§ DATASET CONTENT
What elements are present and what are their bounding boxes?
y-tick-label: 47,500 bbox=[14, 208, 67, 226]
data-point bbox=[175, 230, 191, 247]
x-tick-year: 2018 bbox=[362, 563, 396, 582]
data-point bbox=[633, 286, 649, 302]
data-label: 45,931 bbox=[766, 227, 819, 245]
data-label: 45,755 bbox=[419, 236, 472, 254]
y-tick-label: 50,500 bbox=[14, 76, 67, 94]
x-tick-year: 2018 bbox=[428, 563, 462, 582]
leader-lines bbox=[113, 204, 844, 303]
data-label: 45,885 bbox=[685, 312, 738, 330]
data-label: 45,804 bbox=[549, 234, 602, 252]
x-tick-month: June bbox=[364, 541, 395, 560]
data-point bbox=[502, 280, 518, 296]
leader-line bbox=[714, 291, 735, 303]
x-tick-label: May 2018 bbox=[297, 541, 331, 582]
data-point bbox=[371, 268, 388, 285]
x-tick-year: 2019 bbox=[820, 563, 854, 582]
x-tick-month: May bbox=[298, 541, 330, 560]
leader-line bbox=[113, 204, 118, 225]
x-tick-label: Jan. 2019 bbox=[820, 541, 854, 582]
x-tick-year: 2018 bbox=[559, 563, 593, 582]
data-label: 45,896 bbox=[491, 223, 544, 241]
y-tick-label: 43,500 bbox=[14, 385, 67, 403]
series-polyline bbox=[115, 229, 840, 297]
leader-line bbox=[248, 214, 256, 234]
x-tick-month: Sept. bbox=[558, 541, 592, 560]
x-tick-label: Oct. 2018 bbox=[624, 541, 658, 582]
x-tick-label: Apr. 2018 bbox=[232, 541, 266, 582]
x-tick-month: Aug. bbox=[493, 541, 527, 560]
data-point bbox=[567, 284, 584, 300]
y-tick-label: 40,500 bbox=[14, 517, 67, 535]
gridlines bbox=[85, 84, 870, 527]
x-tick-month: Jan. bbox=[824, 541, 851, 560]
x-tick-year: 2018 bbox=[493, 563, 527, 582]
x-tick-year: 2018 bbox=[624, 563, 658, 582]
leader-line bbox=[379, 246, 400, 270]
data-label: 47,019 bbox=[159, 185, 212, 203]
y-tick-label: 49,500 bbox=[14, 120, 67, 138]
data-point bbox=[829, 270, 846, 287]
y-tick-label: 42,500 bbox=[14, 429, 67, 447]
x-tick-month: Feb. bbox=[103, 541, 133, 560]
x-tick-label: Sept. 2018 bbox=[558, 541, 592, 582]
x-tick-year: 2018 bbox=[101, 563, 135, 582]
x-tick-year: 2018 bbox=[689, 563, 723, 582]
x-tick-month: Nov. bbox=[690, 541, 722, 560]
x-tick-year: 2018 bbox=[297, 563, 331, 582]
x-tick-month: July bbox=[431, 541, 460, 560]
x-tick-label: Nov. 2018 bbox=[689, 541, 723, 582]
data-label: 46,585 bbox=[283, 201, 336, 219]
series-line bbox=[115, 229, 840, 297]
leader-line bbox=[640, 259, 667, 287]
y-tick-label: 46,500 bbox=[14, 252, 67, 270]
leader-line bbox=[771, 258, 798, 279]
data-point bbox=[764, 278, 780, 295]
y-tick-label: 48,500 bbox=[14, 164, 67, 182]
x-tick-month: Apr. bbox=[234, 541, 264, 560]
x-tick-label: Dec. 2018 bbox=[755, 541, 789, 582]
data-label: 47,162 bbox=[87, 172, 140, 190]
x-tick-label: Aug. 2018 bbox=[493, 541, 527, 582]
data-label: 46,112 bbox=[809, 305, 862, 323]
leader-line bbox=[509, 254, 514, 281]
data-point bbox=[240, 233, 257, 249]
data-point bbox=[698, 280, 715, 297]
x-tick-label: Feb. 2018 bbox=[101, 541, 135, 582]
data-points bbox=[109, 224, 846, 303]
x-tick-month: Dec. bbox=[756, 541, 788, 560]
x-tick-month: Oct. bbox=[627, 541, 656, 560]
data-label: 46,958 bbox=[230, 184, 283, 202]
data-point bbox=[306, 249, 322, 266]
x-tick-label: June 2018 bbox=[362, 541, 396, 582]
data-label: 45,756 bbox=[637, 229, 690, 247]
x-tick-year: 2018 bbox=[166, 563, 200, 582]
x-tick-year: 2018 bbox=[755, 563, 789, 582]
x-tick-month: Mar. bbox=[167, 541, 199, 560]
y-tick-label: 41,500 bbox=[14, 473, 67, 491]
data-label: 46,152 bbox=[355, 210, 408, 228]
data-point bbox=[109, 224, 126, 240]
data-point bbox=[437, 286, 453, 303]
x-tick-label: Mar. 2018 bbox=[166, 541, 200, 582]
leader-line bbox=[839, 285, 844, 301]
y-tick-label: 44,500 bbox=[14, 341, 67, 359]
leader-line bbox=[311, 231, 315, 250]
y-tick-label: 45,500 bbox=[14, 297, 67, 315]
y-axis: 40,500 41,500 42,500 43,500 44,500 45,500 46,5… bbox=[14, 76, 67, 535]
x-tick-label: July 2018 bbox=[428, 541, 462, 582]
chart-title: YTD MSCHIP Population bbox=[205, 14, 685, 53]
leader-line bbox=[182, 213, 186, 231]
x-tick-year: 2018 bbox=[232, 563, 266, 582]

§ EXERCISE BRIEF
Count how many lines in the material above contain the word "June", treating uppercase and lowercase as different, and reply with only that number.

§ ANSWER FOR THE TASK
2